[Dataset listings of figures]
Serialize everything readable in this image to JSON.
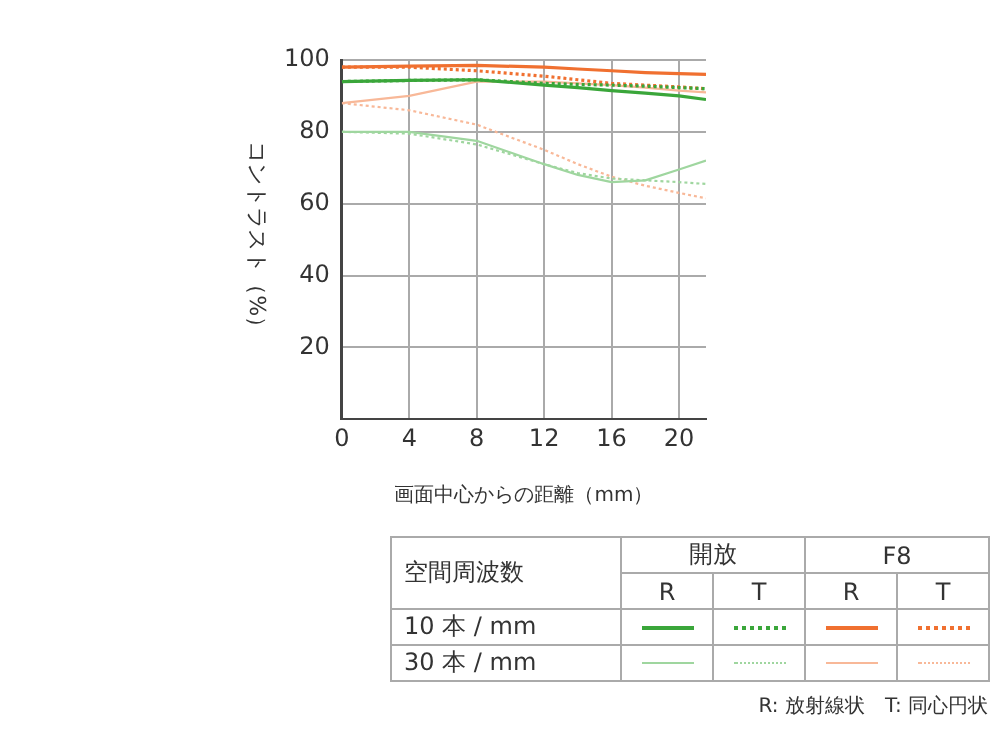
{
  "chart_data": {
    "type": "line",
    "xlabel": "画面中心からの距離（mm）",
    "ylabel": "コントラスト（%）",
    "x": [
      0,
      4,
      8,
      12,
      14,
      16,
      18,
      20,
      21.6
    ],
    "xlim": [
      0,
      21.6
    ],
    "xticks": [
      0,
      4,
      8,
      12,
      16,
      20
    ],
    "ylim": [
      0,
      100
    ],
    "yticks": [
      20,
      40,
      60,
      80,
      100
    ],
    "grid": true,
    "legend": false,
    "marker": "none",
    "series": [
      {
        "color": "#3aa63a",
        "line_style": "solid",
        "values": [
          94,
          94.3,
          94.5,
          93,
          92.3,
          91.5,
          90.8,
          90,
          89
        ]
      },
      {
        "color": "#3aa63a",
        "line_style": "dotted",
        "values": [
          94,
          94.3,
          94.5,
          93.5,
          93.2,
          93,
          92.7,
          92.3,
          92
        ]
      },
      {
        "color": "#f07030",
        "line_style": "solid",
        "values": [
          98,
          98.3,
          98.5,
          98,
          97.5,
          97,
          96.5,
          96.2,
          96
        ]
      },
      {
        "color": "#f07030",
        "line_style": "dotted",
        "values": [
          98,
          98,
          97,
          95.5,
          94.5,
          93.5,
          93,
          92.5,
          92
        ]
      },
      {
        "color": "#9fd69f",
        "line_style": "solid",
        "values": [
          80,
          80,
          77.5,
          71,
          68,
          66,
          66.5,
          69.5,
          72
        ]
      },
      {
        "color": "#9fd69f",
        "line_style": "dotted",
        "values": [
          80,
          79.5,
          76.5,
          71,
          68.5,
          67,
          66.5,
          66,
          65.5
        ]
      },
      {
        "color": "#f8b898",
        "line_style": "solid",
        "values": [
          88,
          90,
          94,
          94,
          93.5,
          93,
          92.3,
          91.5,
          91
        ]
      },
      {
        "color": "#f8b898",
        "line_style": "dotted",
        "values": [
          88,
          86,
          82,
          75,
          71,
          67.5,
          65,
          63,
          61.5
        ]
      }
    ],
    "annotations": [
      "空間周波数",
      "開放",
      "F8",
      "R",
      "T",
      "10 本 / mm",
      "30 本 / mm",
      "R: 放射線状　T: 同心円状"
    ]
  }
}
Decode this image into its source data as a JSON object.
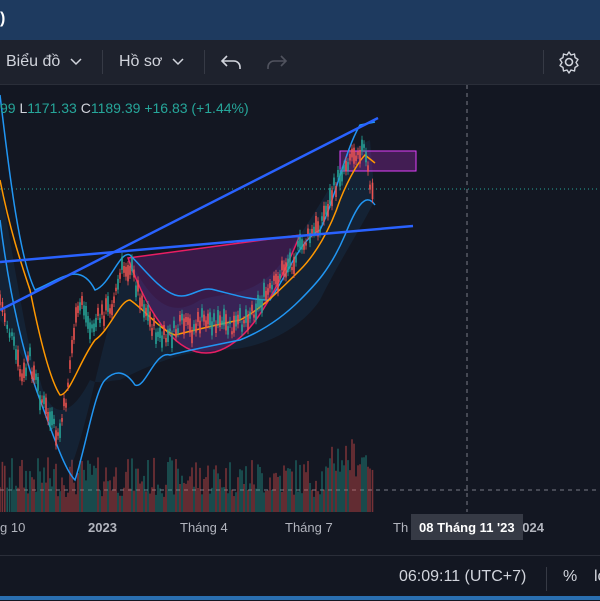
{
  "window": {
    "title_fragment": ")"
  },
  "toolbar": {
    "chart_menu_label": "Biểu đồ",
    "profile_menu_label": "Hồ sơ"
  },
  "legend": {
    "high_partial": "99",
    "low_label": "L",
    "low_value": "1171.33",
    "close_label": "C",
    "close_value": "1189.39",
    "change": "+16.83 (+1.44%)"
  },
  "time_axis": {
    "labels": [
      "g 10",
      "2023",
      "Tháng 4",
      "Tháng 7",
      "Th",
      "2024"
    ],
    "crosshair_label": "08 Tháng 11 '23"
  },
  "status_bar": {
    "clock": "06:09:11 (UTC+7)",
    "percent_label": "%",
    "log_label": "lo"
  },
  "colors": {
    "background": "#131722",
    "up": "#26a69a",
    "down": "#ef5350",
    "trendline": "#2962ff",
    "bollinger": "#2196f3",
    "ma": "#ff9800",
    "pattern_fill": "#9c27b0"
  }
}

- Task details
Using the material above, set down every line exactly, but skip the pictures.

- Output for this exercise
Serialize everything readable in this image to JSON.
{
  "chart_data": {
    "type": "line",
    "xlabel": "画面中心からの距離（mm）",
    "ylabel": "コントラスト（%）",
    "x": [
      0,
      4,
      8,
      12,
      14,
      16,
      18,
      20,
      21.6
    ],
    "xlim": [
      0,
      21.6
    ],
    "xticks": [
      0,
      4,
      8,
      12,
      16,
      20
    ],
    "ylim": [
      0,
      100
    ],
    "yticks": [
      20,
      40,
      60,
      80,
      100
    ],
    "grid": true,
    "legend": false,
    "marker": "none",
    "series": [
      {
        "color": "#3aa63a",
        "line_style": "solid",
        "values": [
          94,
          94.3,
          94.5,
          93,
          92.3,
          91.5,
          90.8,
          90,
          89
        ]
      },
      {
        "color": "#3aa63a",
        "line_style": "dotted",
        "values": [
          94,
          94.3,
          94.5,
          93.5,
          93.2,
          93,
          92.7,
          92.3,
          92
        ]
      },
      {
        "color": "#f07030",
        "line_style": "solid",
        "values": [
          98,
          98.3,
          98.5,
          98,
          97.5,
          97,
          96.5,
          96.2,
          96
        ]
      },
      {
        "color": "#f07030",
        "line_style": "dotted",
        "values": [
          98,
          98,
          97,
          95.5,
          94.5,
          93.5,
          93,
          92.5,
          92
        ]
      },
      {
        "color": "#9fd69f",
        "line_style": "solid",
        "values": [
          80,
          80,
          77.5,
          71,
          68,
          66,
          66.5,
          69.5,
          72
        ]
      },
      {
        "color": "#9fd69f",
        "line_style": "dotted",
        "values": [
          80,
          79.5,
          76.5,
          71,
          68.5,
          67,
          66.5,
          66,
          65.5
        ]
      },
      {
        "color": "#f8b898",
        "line_style": "solid",
        "values": [
          88,
          90,
          94,
          94,
          93.5,
          93,
          92.3,
          91.5,
          91
        ]
      },
      {
        "color": "#f8b898",
        "line_style": "dotted",
        "values": [
          88,
          86,
          82,
          75,
          71,
          67.5,
          65,
          63,
          61.5
        ]
      }
    ],
    "annotations": [
      "空間周波数",
      "開放",
      "F8",
      "R",
      "T",
      "10 本 / mm",
      "30 本 / mm",
      "R: 放射線状　T: 同心円状"
    ]
  }
}
Decode this image into its source data as a JSON object.
{
  "window": {
    "title_fragment": ")"
  },
  "toolbar": {
    "chart_menu_label": "Biểu đồ",
    "profile_menu_label": "Hồ sơ"
  },
  "legend": {
    "high_partial": "99",
    "low_label": "L",
    "low_value": "1171.33",
    "close_label": "C",
    "close_value": "1189.39",
    "change": "+16.83 (+1.44%)"
  },
  "time_axis": {
    "labels": [
      "g 10",
      "2023",
      "Tháng 4",
      "Tháng 7",
      "Th",
      "2024"
    ],
    "crosshair_label": "08 Tháng 11 '23"
  },
  "status_bar": {
    "clock": "06:09:11 (UTC+7)",
    "percent_label": "%",
    "log_label": "lo"
  },
  "colors": {
    "background": "#131722",
    "up": "#26a69a",
    "down": "#ef5350",
    "trendline": "#2962ff",
    "bollinger": "#2196f3",
    "ma": "#ff9800",
    "pattern_fill": "#9c27b0"
  }
}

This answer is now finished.